▶ [Required task]:
Copy the records below exactly, leaving out any pictures.

(Items from a figure collection)
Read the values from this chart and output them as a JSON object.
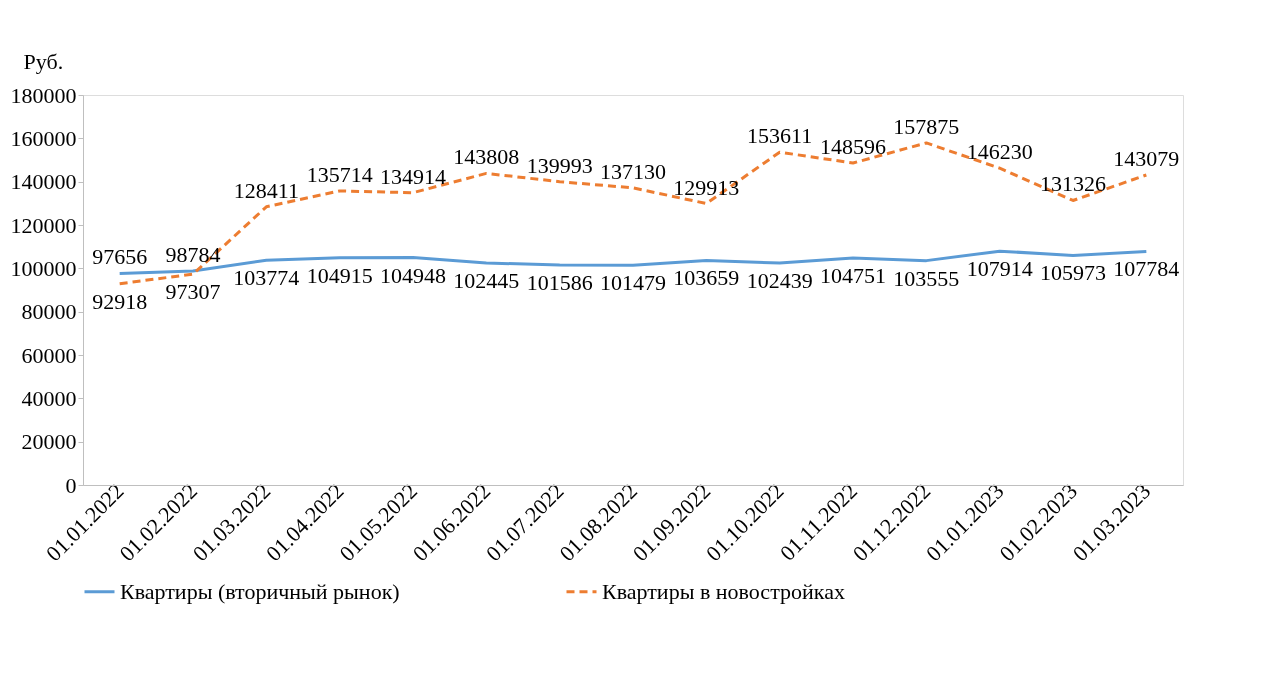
{
  "chart_data": {
    "type": "line",
    "ylabel": "Руб.",
    "categories": [
      "01.01.2022",
      "01.02.2022",
      "01.03.2022",
      "01.04.2022",
      "01.05.2022",
      "01.06.2022",
      "01.07.2022",
      "01.08.2022",
      "01.09.2022",
      "01.10.2022",
      "01.11.2022",
      "01.12.2022",
      "01.01.2023",
      "01.02.2023",
      "01.03.2023"
    ],
    "series": [
      {
        "name": "Квартиры (вторичный рынок)",
        "color": "#5b9bd5",
        "line_style": "solid",
        "values": [
          97656,
          98784,
          103774,
          104915,
          104948,
          102445,
          101586,
          101479,
          103659,
          102439,
          104751,
          103555,
          107914,
          105973,
          107784
        ]
      },
      {
        "name": "Квартиры в новостройках",
        "color": "#ed7d31",
        "line_style": "dashed",
        "values": [
          92918,
          97307,
          128411,
          135714,
          134914,
          143808,
          139993,
          137130,
          129913,
          153611,
          148596,
          157875,
          146230,
          131326,
          143079
        ]
      }
    ],
    "ylim": [
      0,
      180000
    ],
    "yticks": [
      0,
      20000,
      40000,
      60000,
      80000,
      100000,
      120000,
      140000,
      160000,
      180000
    ],
    "data_labels": true,
    "legend": "bottom",
    "grid": false,
    "marker": "none"
  }
}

▶ [Full output]:
Read the values from this chart and output them as a JSON object.
{
  "chart_data": {
    "type": "line",
    "ylabel": "Руб.",
    "categories": [
      "01.01.2022",
      "01.02.2022",
      "01.03.2022",
      "01.04.2022",
      "01.05.2022",
      "01.06.2022",
      "01.07.2022",
      "01.08.2022",
      "01.09.2022",
      "01.10.2022",
      "01.11.2022",
      "01.12.2022",
      "01.01.2023",
      "01.02.2023",
      "01.03.2023"
    ],
    "series": [
      {
        "name": "Квартиры (вторичный рынок)",
        "color": "#5b9bd5",
        "line_style": "solid",
        "values": [
          97656,
          98784,
          103774,
          104915,
          104948,
          102445,
          101586,
          101479,
          103659,
          102439,
          104751,
          103555,
          107914,
          105973,
          107784
        ]
      },
      {
        "name": "Квартиры в новостройках",
        "color": "#ed7d31",
        "line_style": "dashed",
        "values": [
          92918,
          97307,
          128411,
          135714,
          134914,
          143808,
          139993,
          137130,
          129913,
          153611,
          148596,
          157875,
          146230,
          131326,
          143079
        ]
      }
    ],
    "ylim": [
      0,
      180000
    ],
    "yticks": [
      0,
      20000,
      40000,
      60000,
      80000,
      100000,
      120000,
      140000,
      160000,
      180000
    ],
    "data_labels": true,
    "legend": "bottom",
    "grid": false,
    "marker": "none"
  }
}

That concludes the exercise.